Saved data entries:
......

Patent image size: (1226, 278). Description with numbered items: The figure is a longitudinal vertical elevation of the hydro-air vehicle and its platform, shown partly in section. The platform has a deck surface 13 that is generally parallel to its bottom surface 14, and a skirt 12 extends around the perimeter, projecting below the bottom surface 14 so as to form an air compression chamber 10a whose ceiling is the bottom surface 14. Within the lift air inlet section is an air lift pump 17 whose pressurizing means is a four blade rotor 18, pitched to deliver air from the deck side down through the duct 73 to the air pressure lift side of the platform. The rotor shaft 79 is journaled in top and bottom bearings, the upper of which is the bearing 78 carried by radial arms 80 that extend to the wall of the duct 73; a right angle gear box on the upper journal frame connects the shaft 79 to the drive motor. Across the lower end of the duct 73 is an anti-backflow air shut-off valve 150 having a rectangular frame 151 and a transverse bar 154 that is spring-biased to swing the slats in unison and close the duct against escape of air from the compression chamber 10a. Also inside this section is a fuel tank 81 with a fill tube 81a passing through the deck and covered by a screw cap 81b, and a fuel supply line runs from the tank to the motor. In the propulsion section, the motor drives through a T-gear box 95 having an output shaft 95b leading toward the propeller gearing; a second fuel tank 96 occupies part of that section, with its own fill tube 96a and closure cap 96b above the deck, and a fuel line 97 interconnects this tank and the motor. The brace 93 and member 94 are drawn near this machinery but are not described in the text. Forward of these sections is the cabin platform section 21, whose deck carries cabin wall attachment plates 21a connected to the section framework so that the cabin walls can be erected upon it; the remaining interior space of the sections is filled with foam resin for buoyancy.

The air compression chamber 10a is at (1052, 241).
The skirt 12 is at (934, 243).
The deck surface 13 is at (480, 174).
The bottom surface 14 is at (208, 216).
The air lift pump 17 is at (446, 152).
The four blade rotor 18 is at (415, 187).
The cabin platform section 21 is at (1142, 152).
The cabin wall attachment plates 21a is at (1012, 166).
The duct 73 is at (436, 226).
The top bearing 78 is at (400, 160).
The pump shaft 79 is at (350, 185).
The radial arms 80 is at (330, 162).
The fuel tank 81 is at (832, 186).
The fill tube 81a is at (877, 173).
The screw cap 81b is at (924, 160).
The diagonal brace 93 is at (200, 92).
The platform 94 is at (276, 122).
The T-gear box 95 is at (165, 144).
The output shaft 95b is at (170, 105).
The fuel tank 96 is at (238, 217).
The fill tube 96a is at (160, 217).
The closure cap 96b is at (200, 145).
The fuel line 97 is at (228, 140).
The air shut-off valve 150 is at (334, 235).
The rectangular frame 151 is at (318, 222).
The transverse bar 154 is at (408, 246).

......

**What this task involves:**
Repeat everything from the start of the records down through the line containing "The air compression", including that line.

**Response to this exercise:**
Patent image size: (1226, 278). Description with numbered items: The figure is a longitudinal vertical elevation of the hydro-air vehicle and its platform, shown partly in section. The platform has a deck surface 13 that is generally parallel to its bottom surface 14, and a skirt 12 extends around the perimeter, projecting below the bottom surface 14 so as to form an air compression chamber 10a whose ceiling is the bottom surface 14. Within the lift air inlet section is an air lift pump 17 whose pressurizing means is a four blade rotor 18, pitched to deliver air from the deck side down through the duct 73 to the air pressure lift side of the platform. The rotor shaft 79 is journaled in top and bottom bearings, the upper of which is the bearing 78 carried by radial arms 80 that extend to the wall of the duct 73; a right angle gear box on the upper journal frame connects the shaft 79 to the drive motor. Across the lower end of the duct 73 is an anti-backflow air shut-off valve 150 having a rectangular frame 151 and a transverse bar 154 that is spring-biased to swing the slats in unison and close the duct against escape of air from the compression chamber 10a. Also inside this section is a fuel tank 81 with a fill tube 81a passing through the deck and covered by a screw cap 81b, and a fuel supply line runs from the tank to the motor. In the propulsion section, the motor drives through a T-gear box 95 having an output shaft 95b leading toward the propeller gearing; a second fuel tank 96 occupies part of that section, with its own fill tube 96a and closure cap 96b above the deck, and a fuel line 97 interconnects this tank and the motor. The brace 93 and member 94 are drawn near this machinery but are not described in the text. Forward of these sections is the cabin platform section 21, whose deck carries cabin wall attachment plates 21a connected to the section framework so that the cabin walls can be erected upon it; the remaining interior space of the sections is filled with foam resin for buoyancy.

The air compression chamber 10a is at (1052, 241).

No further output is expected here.